▸ **Problem statement**: Find and copy each line of the records where the string "vochtigheid" shows up.

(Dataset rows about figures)
┏━━

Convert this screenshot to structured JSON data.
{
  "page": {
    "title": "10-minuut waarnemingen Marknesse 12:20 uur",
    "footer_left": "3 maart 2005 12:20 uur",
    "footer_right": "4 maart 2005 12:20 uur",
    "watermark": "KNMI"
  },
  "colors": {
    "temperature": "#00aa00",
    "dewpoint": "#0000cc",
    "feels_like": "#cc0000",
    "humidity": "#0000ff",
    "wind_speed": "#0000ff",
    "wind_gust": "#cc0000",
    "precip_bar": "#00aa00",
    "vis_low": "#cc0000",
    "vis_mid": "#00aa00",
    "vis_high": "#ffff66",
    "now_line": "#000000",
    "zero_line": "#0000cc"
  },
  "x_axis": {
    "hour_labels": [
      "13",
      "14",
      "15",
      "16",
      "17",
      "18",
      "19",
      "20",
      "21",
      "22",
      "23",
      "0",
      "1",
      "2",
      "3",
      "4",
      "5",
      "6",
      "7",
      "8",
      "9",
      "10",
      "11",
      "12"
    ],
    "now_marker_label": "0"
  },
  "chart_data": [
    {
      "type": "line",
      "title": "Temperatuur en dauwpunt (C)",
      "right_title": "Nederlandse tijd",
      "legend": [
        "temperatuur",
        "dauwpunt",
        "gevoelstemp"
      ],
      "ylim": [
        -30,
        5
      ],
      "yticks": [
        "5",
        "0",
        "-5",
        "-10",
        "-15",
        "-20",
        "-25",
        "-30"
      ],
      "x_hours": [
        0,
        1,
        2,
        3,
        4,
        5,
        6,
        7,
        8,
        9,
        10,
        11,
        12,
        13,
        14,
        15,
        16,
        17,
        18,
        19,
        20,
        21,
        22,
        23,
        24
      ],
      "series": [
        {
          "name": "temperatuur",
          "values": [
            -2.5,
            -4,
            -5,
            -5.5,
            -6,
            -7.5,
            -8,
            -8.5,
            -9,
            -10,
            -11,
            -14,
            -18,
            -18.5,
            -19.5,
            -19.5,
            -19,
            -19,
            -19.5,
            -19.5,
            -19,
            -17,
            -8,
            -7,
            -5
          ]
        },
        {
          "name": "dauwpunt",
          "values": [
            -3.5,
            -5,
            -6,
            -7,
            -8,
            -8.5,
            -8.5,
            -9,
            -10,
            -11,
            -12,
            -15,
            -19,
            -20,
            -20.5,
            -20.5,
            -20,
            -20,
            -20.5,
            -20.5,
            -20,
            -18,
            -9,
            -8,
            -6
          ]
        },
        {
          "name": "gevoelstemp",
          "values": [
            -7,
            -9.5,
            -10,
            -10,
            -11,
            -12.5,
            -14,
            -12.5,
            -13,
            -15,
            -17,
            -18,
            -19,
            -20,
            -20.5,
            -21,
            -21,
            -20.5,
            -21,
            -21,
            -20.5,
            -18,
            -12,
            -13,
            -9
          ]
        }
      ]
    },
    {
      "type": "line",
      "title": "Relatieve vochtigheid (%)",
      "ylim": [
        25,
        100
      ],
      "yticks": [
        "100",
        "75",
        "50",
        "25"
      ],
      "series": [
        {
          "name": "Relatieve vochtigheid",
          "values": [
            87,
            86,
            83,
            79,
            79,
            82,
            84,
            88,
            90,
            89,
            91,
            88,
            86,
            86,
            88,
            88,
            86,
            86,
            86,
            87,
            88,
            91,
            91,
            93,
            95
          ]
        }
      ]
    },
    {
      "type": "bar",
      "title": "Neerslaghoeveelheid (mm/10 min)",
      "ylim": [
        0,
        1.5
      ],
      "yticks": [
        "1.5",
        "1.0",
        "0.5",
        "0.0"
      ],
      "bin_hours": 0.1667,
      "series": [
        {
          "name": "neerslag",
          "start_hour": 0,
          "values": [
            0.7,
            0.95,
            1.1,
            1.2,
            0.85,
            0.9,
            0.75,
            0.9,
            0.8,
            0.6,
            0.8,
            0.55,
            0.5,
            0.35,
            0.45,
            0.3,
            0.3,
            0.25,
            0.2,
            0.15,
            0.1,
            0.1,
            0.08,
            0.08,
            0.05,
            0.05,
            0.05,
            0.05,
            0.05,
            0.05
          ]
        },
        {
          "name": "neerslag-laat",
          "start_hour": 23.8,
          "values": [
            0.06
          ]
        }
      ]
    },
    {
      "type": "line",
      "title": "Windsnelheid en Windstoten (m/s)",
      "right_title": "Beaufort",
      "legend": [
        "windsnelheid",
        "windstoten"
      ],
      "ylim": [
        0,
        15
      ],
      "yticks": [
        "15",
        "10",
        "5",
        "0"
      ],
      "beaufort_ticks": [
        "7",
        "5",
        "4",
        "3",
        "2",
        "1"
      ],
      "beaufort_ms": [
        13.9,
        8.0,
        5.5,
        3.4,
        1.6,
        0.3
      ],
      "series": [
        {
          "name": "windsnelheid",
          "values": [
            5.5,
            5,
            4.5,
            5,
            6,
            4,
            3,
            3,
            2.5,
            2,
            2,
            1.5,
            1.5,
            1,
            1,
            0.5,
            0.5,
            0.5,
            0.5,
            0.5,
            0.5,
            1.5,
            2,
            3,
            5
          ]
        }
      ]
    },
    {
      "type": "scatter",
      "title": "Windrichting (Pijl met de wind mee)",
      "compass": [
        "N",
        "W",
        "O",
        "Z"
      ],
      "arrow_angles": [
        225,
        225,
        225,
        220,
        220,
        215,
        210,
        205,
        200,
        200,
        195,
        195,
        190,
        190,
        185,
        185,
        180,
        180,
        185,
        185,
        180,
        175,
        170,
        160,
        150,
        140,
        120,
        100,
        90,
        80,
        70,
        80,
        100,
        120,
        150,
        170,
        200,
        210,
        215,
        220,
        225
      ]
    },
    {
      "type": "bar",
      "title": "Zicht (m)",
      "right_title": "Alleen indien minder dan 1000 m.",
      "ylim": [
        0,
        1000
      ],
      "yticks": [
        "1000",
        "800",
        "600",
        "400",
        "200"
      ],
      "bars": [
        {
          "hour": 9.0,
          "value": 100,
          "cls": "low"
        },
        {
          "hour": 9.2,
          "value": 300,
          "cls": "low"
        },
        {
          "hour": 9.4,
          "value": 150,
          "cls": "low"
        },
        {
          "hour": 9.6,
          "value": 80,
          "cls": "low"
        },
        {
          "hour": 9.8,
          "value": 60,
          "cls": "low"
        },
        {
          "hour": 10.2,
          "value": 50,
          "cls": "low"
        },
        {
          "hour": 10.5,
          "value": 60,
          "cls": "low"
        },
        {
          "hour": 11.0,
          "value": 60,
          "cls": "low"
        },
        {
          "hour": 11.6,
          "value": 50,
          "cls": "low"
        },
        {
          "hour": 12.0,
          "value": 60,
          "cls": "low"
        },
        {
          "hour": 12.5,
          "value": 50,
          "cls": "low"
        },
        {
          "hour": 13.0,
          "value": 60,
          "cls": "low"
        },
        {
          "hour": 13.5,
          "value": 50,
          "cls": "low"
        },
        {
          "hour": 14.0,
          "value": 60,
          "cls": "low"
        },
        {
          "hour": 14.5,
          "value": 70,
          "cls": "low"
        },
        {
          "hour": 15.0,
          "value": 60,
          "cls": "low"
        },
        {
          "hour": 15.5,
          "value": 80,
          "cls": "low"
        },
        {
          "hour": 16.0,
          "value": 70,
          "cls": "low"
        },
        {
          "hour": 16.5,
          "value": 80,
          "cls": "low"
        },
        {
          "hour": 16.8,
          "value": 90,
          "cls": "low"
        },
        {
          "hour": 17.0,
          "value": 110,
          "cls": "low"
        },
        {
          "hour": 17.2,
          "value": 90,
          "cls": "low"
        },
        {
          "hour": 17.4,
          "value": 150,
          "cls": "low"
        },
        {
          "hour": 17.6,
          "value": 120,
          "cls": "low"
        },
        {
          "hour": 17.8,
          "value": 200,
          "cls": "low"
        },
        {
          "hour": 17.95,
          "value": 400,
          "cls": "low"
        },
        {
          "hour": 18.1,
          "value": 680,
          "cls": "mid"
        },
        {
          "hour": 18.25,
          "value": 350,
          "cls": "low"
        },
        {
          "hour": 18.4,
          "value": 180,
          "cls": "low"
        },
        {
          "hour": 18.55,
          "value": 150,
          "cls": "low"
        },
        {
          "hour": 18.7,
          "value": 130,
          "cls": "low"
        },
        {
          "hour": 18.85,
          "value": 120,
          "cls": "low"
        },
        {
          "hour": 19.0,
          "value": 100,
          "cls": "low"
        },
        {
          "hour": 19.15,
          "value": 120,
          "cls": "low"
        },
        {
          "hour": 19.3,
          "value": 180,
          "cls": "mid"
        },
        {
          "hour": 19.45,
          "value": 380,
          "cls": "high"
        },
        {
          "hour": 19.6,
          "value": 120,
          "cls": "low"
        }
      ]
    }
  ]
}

┗━━

▸ **Complete output**:
      "title": "Relatieve vochtigheid (%)",
          "name": "Relatieve vochtigheid",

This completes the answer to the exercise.